→ **Task instructions**:
1 > Turn the paragraph in the Newborough dunes article that begins "Other Sands of LIFE work planned" into a short bulleted list that keeps all of its main facts.
2 > Using the Newborough dunes article, decide whether each statement is true. Answer yes or no for each, and quote the words from the article that settle it.
(a) The current stage of the work will take place in the north west corner of the dune system.
(b) Sea buckthorn is named as a plant the work aims to protect.
(c) Leigh Denyer is the Sands of LIFE Project and Monitoring Officer South.

→ **Source document**:

START

Sands of LIFE project to remove scrub and revitalise Newborough’s dune grasslands

We manage many fantastic projects across Wales, conserving many sites and helping the wildlife that calls them home. Leigh Denyer, Sands of LIFE Project and Monitoring Officer North, tells us more about some upcoming work at Newborough…

Our Sands of LIFE project will soon be removing invasive scrub at Newborough to safeguard this precious dune habitat.

Part of our work will include removing invasive non-native plants, such as sea buckthorn, Japanese rose, New Zealand flax and white poplar at Newborough in order to boost wildflower-rich dune slacks and grassland.

This will provide the conditions that are so crucial to the survival of some of Wales’ rarest plants and insects, such as the petalwort liverwort and the vernal mining bee.

This stage of the work will take place on Twyni Penrhos in the north west corner of the dune system. The eradication of non-native species will restore the natural balance of the ecological communities and allow low-growing dune plants to thrive. The work will provide a much-needed boost to the species which depend on healthy dunes for their survival.

Other Sands of LIFE work planned for Newborough over the coming months includes recreating damp habitat; promoting sustainable grazing by livestock and rabbits; scrub control in forest glades and mowing dune grassland to encourage wild flowers.

Why does this work need to happen?

END

→ **Recorded information**:
START

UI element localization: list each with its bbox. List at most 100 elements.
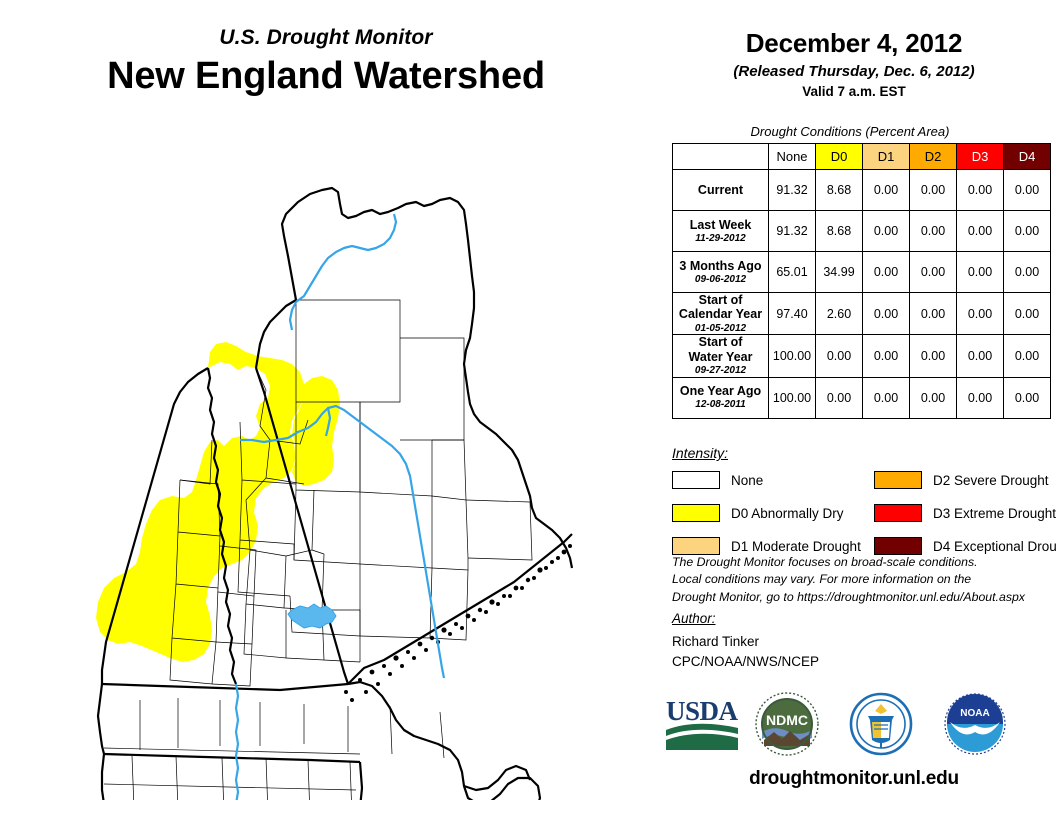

END

→ **Answers by task**:
1 >
Other Sands of LIFE work planned for Newborough over the coming months:
- Recreating damp habitat
- Promoting sustainable grazing by livestock and rabbits
- Controlling scrub in forest glades
- Mowing dune grassland to encourage wild flowers

2 >
(a) Yes: "This stage of the work will take place on Twyni Penrhos in the north west corner of the dune system."
(b) No: "removing invasive non-native plants, such as sea buckthorn"
(c) No: "Sands of LIFE Project and Monitoring Officer North"